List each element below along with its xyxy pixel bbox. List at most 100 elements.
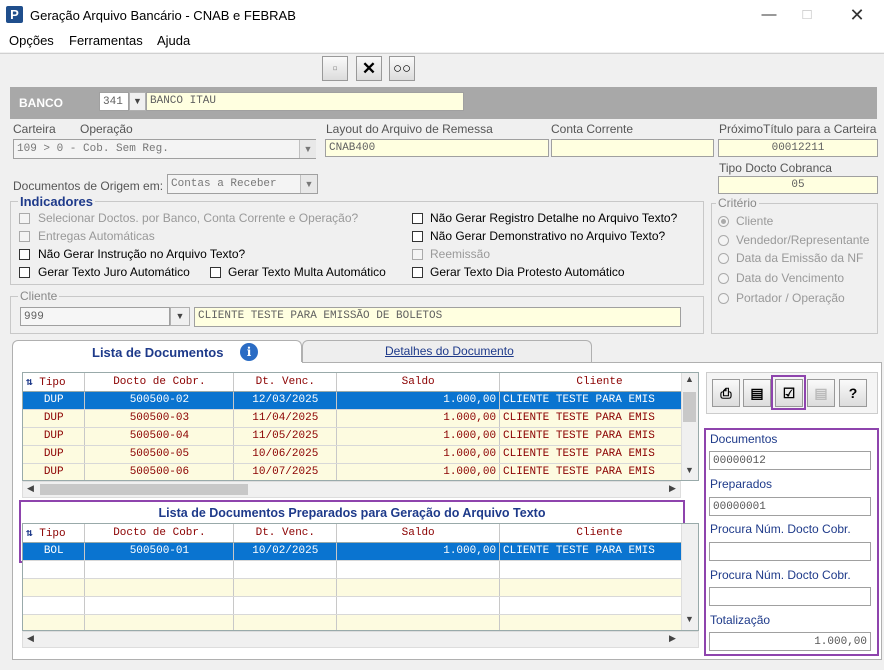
- cliente-lookup-icon[interactable]: ▼: [170, 307, 190, 326]
- scroll-down-icon[interactable]: ▼: [682, 614, 697, 628]
- layout-field: CNAB400: [325, 139, 549, 157]
- banco-code-field[interactable]: 341: [99, 92, 129, 111]
- scroll-down-icon[interactable]: ▼: [682, 465, 697, 479]
- texto-protesto-label: Gerar Texto Dia Protesto Automático: [430, 265, 625, 279]
- criterio-vendedor-label: Vendedor/Representante: [736, 233, 870, 247]
- scroll-thumb[interactable]: [40, 484, 248, 495]
- column-header-tipo[interactable]: ⇅ Tipo: [23, 373, 86, 392]
- criterio-vencimento-radio[interactable]: [718, 273, 729, 284]
- table-row[interactable]: DUP 500500-06 10/07/2025 1.000,00 CLIENTE TE…: [23, 463, 698, 480]
- table-cell: [336, 560, 501, 579]
- column-header-venc[interactable]: Dt. Venc.: [233, 524, 338, 543]
- table-cell: 1.000,00: [336, 409, 501, 428]
- nao-instrucao-label: Não Gerar Instrução no Arquivo Texto?: [38, 247, 246, 261]
- entregas-checkbox[interactable]: [19, 231, 30, 242]
- selecionar-checkbox[interactable]: [19, 213, 30, 224]
- table-row[interactable]: [23, 578, 698, 597]
- table-row[interactable]: [23, 596, 698, 615]
- column-header-saldo[interactable]: Saldo: [336, 373, 501, 392]
- criterio-cliente-label: Cliente: [736, 214, 774, 228]
- maximize-icon[interactable]: □: [784, 0, 830, 30]
- texto-protesto-checkbox[interactable]: [412, 267, 423, 278]
- column-header-saldo[interactable]: Saldo: [336, 524, 501, 543]
- table-cell: CLIENTE TESTE PARA EMIS: [499, 391, 698, 410]
- table-cell: DUP: [23, 409, 86, 428]
- texto-juro-checkbox[interactable]: [19, 267, 30, 278]
- vertical-scrollbar[interactable]: [681, 373, 698, 480]
- window-title: Geração Arquivo Bancário - CNAB e FEBRAB: [30, 8, 296, 23]
- window-icon[interactable]: ▤: [743, 379, 771, 407]
- procura1-input[interactable]: [709, 542, 871, 561]
- table-cell: 500500-02: [84, 391, 235, 410]
- table-row[interactable]: [23, 614, 698, 630]
- table-row[interactable]: DUP 500500-04 11/05/2025 1.000,00 CLIENTE TE…: [23, 427, 698, 446]
- column-header-venc[interactable]: Dt. Venc.: [233, 373, 338, 392]
- criterio-emissao-radio[interactable]: [718, 253, 729, 264]
- proximo-titulo-field: 00012211: [718, 139, 878, 157]
- table-cell: DUP: [23, 445, 86, 464]
- info-icon[interactable]: i: [240, 343, 258, 361]
- table-row[interactable]: DUP 500500-03 11/04/2025 1.000,00 CLIENTE TE…: [23, 409, 698, 428]
- nao-instrucao-checkbox[interactable]: [19, 249, 30, 260]
- table-cell: [84, 614, 235, 630]
- binoculars-icon[interactable]: ○○: [389, 56, 415, 81]
- nao-registro-checkbox[interactable]: [412, 213, 423, 224]
- tab-lista-label: Lista de Documentos: [92, 345, 224, 360]
- chevron-down-icon[interactable]: ▼: [300, 175, 317, 193]
- help-icon[interactable]: ?: [839, 379, 867, 407]
- column-header-docto[interactable]: Docto de Cobr.: [84, 524, 235, 543]
- cliente-name-field: CLIENTE TESTE PARA EMISSÃO DE BOLETOS: [194, 307, 681, 327]
- table-cell: CLIENTE TESTE PARA EMIS: [499, 427, 698, 446]
- document-icon[interactable]: ▤: [807, 379, 835, 407]
- scroll-right-icon[interactable]: ▶: [666, 633, 679, 646]
- scroll-right-icon[interactable]: ▶: [666, 483, 679, 496]
- checkbox-icon[interactable]: ☑: [775, 379, 803, 407]
- cliente-code-field[interactable]: 999: [20, 307, 170, 326]
- totalizacao-field: 1.000,00: [709, 632, 871, 651]
- table-cell: 10/02/2025: [233, 542, 338, 561]
- column-header-cliente[interactable]: Cliente: [499, 373, 698, 392]
- preparados-count-field: 00000001: [709, 497, 871, 516]
- table-row[interactable]: [23, 560, 698, 579]
- column-header-docto[interactable]: Docto de Cobr.: [84, 373, 235, 392]
- nao-demonstrativo-label: Não Gerar Demonstrativo no Arquivo Texto…: [430, 229, 666, 243]
- carteira-operacao-select[interactable]: 109 > 0 - Cob. Sem Reg.: [13, 139, 316, 159]
- column-header-cliente[interactable]: Cliente: [499, 524, 698, 543]
- menu-opcoes[interactable]: Opções: [9, 33, 54, 48]
- scroll-left-icon[interactable]: ◀: [24, 483, 37, 496]
- docs-origem-select[interactable]: Contas a Receber: [167, 174, 318, 194]
- criterio-cliente-radio[interactable]: [718, 216, 729, 227]
- operacao-label: Operação: [80, 122, 133, 136]
- criterio-vendedor-radio[interactable]: [718, 235, 729, 246]
- chevron-down-icon[interactable]: ▼: [299, 140, 316, 158]
- table-cell: 11/05/2025: [233, 427, 338, 446]
- nao-demonstrativo-checkbox[interactable]: [412, 231, 423, 242]
- table-cell: CLIENTE TESTE PARA EMIS: [499, 542, 698, 561]
- table-cell: 500500-05: [84, 445, 235, 464]
- texto-multa-checkbox[interactable]: [210, 267, 221, 278]
- table-cell: [23, 578, 86, 597]
- criterio-portador-radio[interactable]: [718, 293, 729, 304]
- close-icon[interactable]: ✕: [834, 0, 880, 30]
- column-header-tipo[interactable]: ⇅ Tipo: [23, 524, 86, 543]
- menu-ferramentas[interactable]: Ferramentas: [69, 33, 143, 48]
- table-row[interactable]: DUP 500500-02 12/03/2025 1.000,00 CLIENTE TE…: [23, 391, 698, 410]
- texto-multa-label: Gerar Texto Multa Automático: [228, 265, 386, 279]
- printer-icon[interactable]: ⎙: [712, 379, 740, 407]
- delete-button[interactable]: ✕: [356, 56, 382, 81]
- horizontal-scrollbar[interactable]: [22, 631, 699, 648]
- menu-ajuda[interactable]: Ajuda: [157, 33, 190, 48]
- table-row[interactable]: DUP 500500-05 10/06/2025 1.000,00 CLIENTE TE…: [23, 445, 698, 464]
- documentos-count-field: 00000012: [709, 451, 871, 470]
- table-cell: 500500-04: [84, 427, 235, 446]
- scroll-thumb[interactable]: [683, 392, 696, 422]
- scroll-up-icon[interactable]: ▲: [682, 374, 697, 388]
- reemissao-checkbox[interactable]: [412, 249, 423, 260]
- scroll-left-icon[interactable]: ◀: [24, 633, 37, 646]
- table-row[interactable]: BOL 500500-01 10/02/2025 1.000,00 CLIENTE TE…: [23, 542, 698, 561]
- blank-doc-button[interactable]: ▫: [322, 56, 348, 81]
- procura2-input[interactable]: [709, 587, 871, 606]
- tipo-docto-field: 05: [718, 176, 878, 194]
- banco-lookup-icon[interactable]: ▼: [129, 92, 146, 111]
- conta-label: Conta Corrente: [551, 122, 634, 136]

*What to produce*: Render every line of the records above as a Markdown table with two columns, Index for the row number and Content for the line. Skip blank lines and leave the pictures out.

*Solution to this task*:
| Index | Content |
|---|---|
| 1 | List each element below along with its xyxy pixel bbox. List at most 100 elements. |
| 2 | - cliente-lookup-icon[interactable]: ▼: [170, 307, 190, 326] |
| 3 | - scroll-down-icon[interactable]: ▼: [682, 614, 697, 628] |
| 4 | - layout-field: CNAB400: [325, 139, 549, 157] |
| 5 | - banco-code-field[interactable]: 341: [99, 92, 129, 111] |
| 6 | - scroll-down-icon[interactable]: ▼: [682, 465, 697, 479] |
| 7 | - texto-protesto-label: Gerar Texto Dia Protesto Automático: [430, 265, 625, 279] |
| 8 | - criterio-vendedor-label: Vendedor/Representante: [736, 233, 870, 247] |
| 9 | - scroll-thumb[interactable]: [40, 484, 248, 495] |
| 10 | - column-header-tipo[interactable]: ⇅ Tipo: [23, 373, 86, 392] |
| 11 | - criterio-vencimento-radio[interactable]: [718, 273, 729, 284] |
| 12 | - table-row[interactable]: DUP 500500-06 10/07/2025 1.000,00 CLIENTE TE…: [23, 463, 698, 480] |
| 13 | - table-cell: [336, 560, 501, 579] |
| 14 | - column-header-venc[interactable]: Dt. Venc.: [233, 524, 338, 543] |
| 15 | - table-cell: 1.000,00: [336, 409, 501, 428] |
| 16 | - nao-instrucao-label: Não Gerar Instrução no Arquivo Texto?: [38, 247, 246, 261] |
| 17 | - entregas-checkbox[interactable]: [19, 231, 30, 242] |
| 18 | - selecionar-checkbox[interactable]: [19, 213, 30, 224] |
| 19 | - table-row[interactable]: [23, 578, 698, 597] |
| 20 | - table-row[interactable]: [23, 596, 698, 615] |
| 21 | - column-header-saldo[interactable]: Saldo: [336, 373, 501, 392] |
| 22 | - criterio-cliente-label: Cliente: [736, 214, 774, 228] |
| 23 | - maximize-icon[interactable]: □: [784, 0, 830, 30] |
| 24 | - texto-protesto-checkbox[interactable]: [412, 267, 423, 278] |
| 25 | - column-header-saldo[interactable]: Saldo: [336, 524, 501, 543] |
| 26 | - table-cell: CLIENTE TESTE PARA EMIS: [499, 391, 698, 410] |
| 27 | - table-cell: DUP: [23, 409, 86, 428] |
| 28 | - texto-juro-checkbox[interactable]: [19, 267, 30, 278] |
| 29 | - vertical-scrollbar[interactable]: [681, 373, 698, 480] |
| 30 | - window-title: Geração Arquivo Bancário - CNAB e FEBRAB: [30, 8, 296, 23] |
| 31 | - window-icon[interactable]: ▤: [743, 379, 771, 407] |
| 32 | - procura1-input[interactable]: [709, 542, 871, 561] |
| 33 | - table-cell: 500500-02: [84, 391, 235, 410] |
| 34 | - table-row[interactable]: [23, 614, 698, 630] |
| 35 | - table-row[interactable]: DUP 500500-04 11/05/2025 1.000,00 CLIENTE TE…: [23, 427, 698, 446] |
| 36 | - column-header-venc[interactable]: Dt. Venc.: [233, 373, 338, 392] |
| 37 | - criterio-emissao-radio[interactable]: [718, 253, 729, 264] |
| 38 | - proximo-titulo-field: 00012211: [718, 139, 878, 157] |
| 39 | - table-cell: DUP: [23, 445, 86, 464] |
| 40 | - info-icon[interactable]: i: [240, 343, 258, 361] |
| 41 | - table-row[interactable]: DUP 500500-03 11/04/2025 1.000,00 CLIENTE TE…: [23, 409, 698, 428] |
| 42 | - nao-instrucao-checkbox[interactable]: [19, 249, 30, 260] |
| 43 | - table-cell: [84, 614, 235, 630] |
| 44 | - binoculars-icon[interactable]: ○○: [389, 56, 415, 81] |
| 45 | - nao-registro-checkbox[interactable]: [412, 213, 423, 224] |
| 46 | - tab-lista-label: Lista de Documentos: [92, 345, 224, 360] |
| 47 | - chevron-down-icon[interactable]: ▼: [300, 175, 317, 193] |
| 48 | - help-icon[interactable]: ?: [839, 379, 867, 407] |
| 49 | - column-header-docto[interactable]: Docto de Cobr.: [84, 524, 235, 543] |
| 50 | - cliente-name-field: CLIENTE TESTE PARA EMISSÃO DE BOLETOS: [194, 307, 681, 327] |
| 51 | - table-cell: CLIENTE TESTE PARA EMIS: [499, 427, 698, 446] |
| 52 | - document-icon[interactable]: ▤: [807, 379, 835, 407] |
| 53 | - scroll-right-icon[interactable]: ▶: [666, 633, 679, 646] |
| 54 | - scroll-right-icon[interactable]: ▶: [666, 483, 679, 496] |
| 55 | - checkbox-icon[interactable]: ☑: [775, 379, 803, 407] |
| 56 | - cliente-code-field[interactable]: 999: [20, 307, 170, 326] |
| 57 | - totalizacao-field: 1.000,00: [709, 632, 871, 651] |
| 58 | - table-cell: 10/02/2025: [233, 542, 338, 561] |
| 59 | - column-header-cliente[interactable]: Cliente: [499, 373, 698, 392] |
| 60 | - preparados-count-field: 00000001: [709, 497, 871, 516] |
| 61 | - table-row[interactable]: [23, 560, 698, 579] |
| 62 | - column-header-docto[interactable]: Docto de Cobr.: [84, 373, 235, 392] |
| 63 | - nao-demonstrativo-label: Não Gerar Demonstrativo no Arquivo Texto…: [430, 229, 666, 243] |
| 64 | - carteira-operacao-select[interactable]: 109 > 0 - Cob. Sem Reg.: [13, 139, 316, 159] |
| 65 | - column-header-cliente[interactable]: Cliente: [499, 524, 698, 543] |
| 66 | - menu-opcoes[interactable]: Opções: [9, 33, 54, 48] |
| 67 | - scroll-left-icon[interactable]: ◀: [24, 483, 37, 496] |
| 68 | - docs-origem-select[interactable]: Contas a Receber: [167, 174, 318, 194] |
| 69 | - criterio-cliente-radio[interactable]: [718, 216, 729, 227] |
| 70 | - operacao-label: Operação: [80, 122, 133, 136] |
| 71 | - criterio-vendedor-radio[interactable]: [718, 235, 729, 246] |
| 72 | - chevron-down-icon[interactable]: ▼: [299, 140, 316, 158] |
| 73 | - table-cell: 11/05/2025: [233, 427, 338, 446] |
| 74 | - nao-demonstrativo-checkbox[interactable]: [412, 231, 423, 242] |
| 75 | - table-cell: CLIENTE TESTE PARA EMIS: [499, 542, 698, 561] |
| 76 | - table-cell: 500500-05: [84, 445, 235, 464] |
| 77 | - texto-multa-checkbox[interactable]: [210, 267, 221, 278] |
| 78 | - table-cell: [23, 578, 86, 597] |
| 79 | - criterio-portador-radio[interactable]: [718, 293, 729, 304] |
| 80 | - close-icon[interactable]: ✕: [834, 0, 880, 30] |
| 81 | - column-header-tipo[interactable]: ⇅ Tipo: [23, 524, 86, 543] |
| 82 | - menu-ferramentas[interactable]: Ferramentas: [69, 33, 143, 48] |
| 83 | - table-row[interactable]: DUP 500500-02 12/03/2025 1.000,00 CLIENTE TE…: [23, 391, 698, 410] |
| 84 | - texto-multa-label: Gerar Texto Multa Automático: [228, 265, 386, 279] |
| 85 | - printer-icon[interactable]: ⎙: [712, 379, 740, 407] |
| 86 | - delete-button[interactable]: ✕: [356, 56, 382, 81] |
| 87 | - horizontal-scrollbar[interactable]: [22, 631, 699, 648] |
| 88 | - menu-ajuda[interactable]: Ajuda: [157, 33, 190, 48] |
| 89 | - table-row[interactable]: DUP 500500-05 10/06/2025 1.000,00 CLIENTE TE…: [23, 445, 698, 464] |
| 90 | - documentos-count-field: 00000012: [709, 451, 871, 470] |
| 91 | - table-cell: 500500-04: [84, 427, 235, 446] |
| 92 | - scroll-thumb[interactable]: [683, 392, 696, 422] |
| 93 | - scroll-up-icon[interactable]: ▲: [682, 374, 697, 388] |
| 94 | - reemissao-checkbox[interactable]: [412, 249, 423, 260] |
| 95 | - scroll-left-icon[interactable]: ◀: [24, 633, 37, 646] |
| 96 | - table-row[interactable]: BOL 500500-01 10/02/2025 1.000,00 CLIENTE TE…: [23, 542, 698, 561] |
| 97 | - blank-doc-button[interactable]: ▫: [322, 56, 348, 81] |
| 98 | - procura2-input[interactable]: [709, 587, 871, 606] |
| 99 | - tipo-docto-field: 05: [718, 176, 878, 194] |
| 100 | - banco-lookup-icon[interactable]: ▼: [129, 92, 146, 111] |
| 101 | - conta-label: Conta Corrente: [551, 122, 634, 136] |